WHAT IS NEEDED:
Filter the lines below, copying only those with the string "Registry".

RECORD EXCERPTS:
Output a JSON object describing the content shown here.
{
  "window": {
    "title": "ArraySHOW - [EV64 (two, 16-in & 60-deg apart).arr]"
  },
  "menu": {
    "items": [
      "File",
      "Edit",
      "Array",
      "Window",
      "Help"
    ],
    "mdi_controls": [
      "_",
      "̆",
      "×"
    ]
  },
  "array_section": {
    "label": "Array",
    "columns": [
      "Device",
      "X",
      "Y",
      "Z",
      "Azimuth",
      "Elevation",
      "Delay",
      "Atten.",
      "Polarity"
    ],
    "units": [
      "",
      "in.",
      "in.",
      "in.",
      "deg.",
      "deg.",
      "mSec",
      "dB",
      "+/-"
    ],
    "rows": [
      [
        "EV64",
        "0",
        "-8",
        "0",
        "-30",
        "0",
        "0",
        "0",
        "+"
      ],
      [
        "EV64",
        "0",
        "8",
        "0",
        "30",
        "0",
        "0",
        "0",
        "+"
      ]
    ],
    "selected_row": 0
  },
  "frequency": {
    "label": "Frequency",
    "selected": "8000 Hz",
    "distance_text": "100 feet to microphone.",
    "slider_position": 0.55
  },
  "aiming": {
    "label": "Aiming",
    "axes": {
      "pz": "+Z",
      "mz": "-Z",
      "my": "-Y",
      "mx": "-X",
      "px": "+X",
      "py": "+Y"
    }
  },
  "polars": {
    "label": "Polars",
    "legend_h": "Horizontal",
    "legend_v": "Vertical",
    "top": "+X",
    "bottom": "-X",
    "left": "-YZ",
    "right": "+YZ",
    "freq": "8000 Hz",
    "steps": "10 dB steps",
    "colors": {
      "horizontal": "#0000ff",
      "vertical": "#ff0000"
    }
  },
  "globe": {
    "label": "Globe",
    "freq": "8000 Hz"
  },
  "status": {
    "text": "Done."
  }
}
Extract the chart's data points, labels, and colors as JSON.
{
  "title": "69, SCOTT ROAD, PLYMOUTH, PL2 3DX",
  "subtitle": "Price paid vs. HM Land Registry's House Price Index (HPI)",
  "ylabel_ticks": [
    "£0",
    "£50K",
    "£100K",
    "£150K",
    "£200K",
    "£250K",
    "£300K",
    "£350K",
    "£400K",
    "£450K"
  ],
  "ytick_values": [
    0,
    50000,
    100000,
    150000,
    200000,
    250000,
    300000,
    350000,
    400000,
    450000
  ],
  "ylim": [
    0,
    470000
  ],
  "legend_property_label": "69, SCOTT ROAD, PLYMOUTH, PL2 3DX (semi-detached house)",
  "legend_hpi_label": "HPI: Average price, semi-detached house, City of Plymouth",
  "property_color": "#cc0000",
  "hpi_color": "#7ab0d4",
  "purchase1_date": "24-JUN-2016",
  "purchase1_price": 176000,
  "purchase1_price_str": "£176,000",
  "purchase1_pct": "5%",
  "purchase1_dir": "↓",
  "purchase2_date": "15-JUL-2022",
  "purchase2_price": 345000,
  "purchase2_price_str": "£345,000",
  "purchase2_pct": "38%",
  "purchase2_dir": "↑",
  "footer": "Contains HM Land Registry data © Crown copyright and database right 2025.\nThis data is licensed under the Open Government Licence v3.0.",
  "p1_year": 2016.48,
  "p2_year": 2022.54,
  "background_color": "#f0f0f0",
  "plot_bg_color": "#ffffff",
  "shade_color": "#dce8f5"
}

EXERCISE ANSWER:
  "subtitle": "Price paid vs. HM Land Registry's House Price Index (HPI)",
  "footer": "Contains HM Land Registry data © Crown copyright and database right 2025.\nThis data is licensed under the Open Government Licence v3.0.",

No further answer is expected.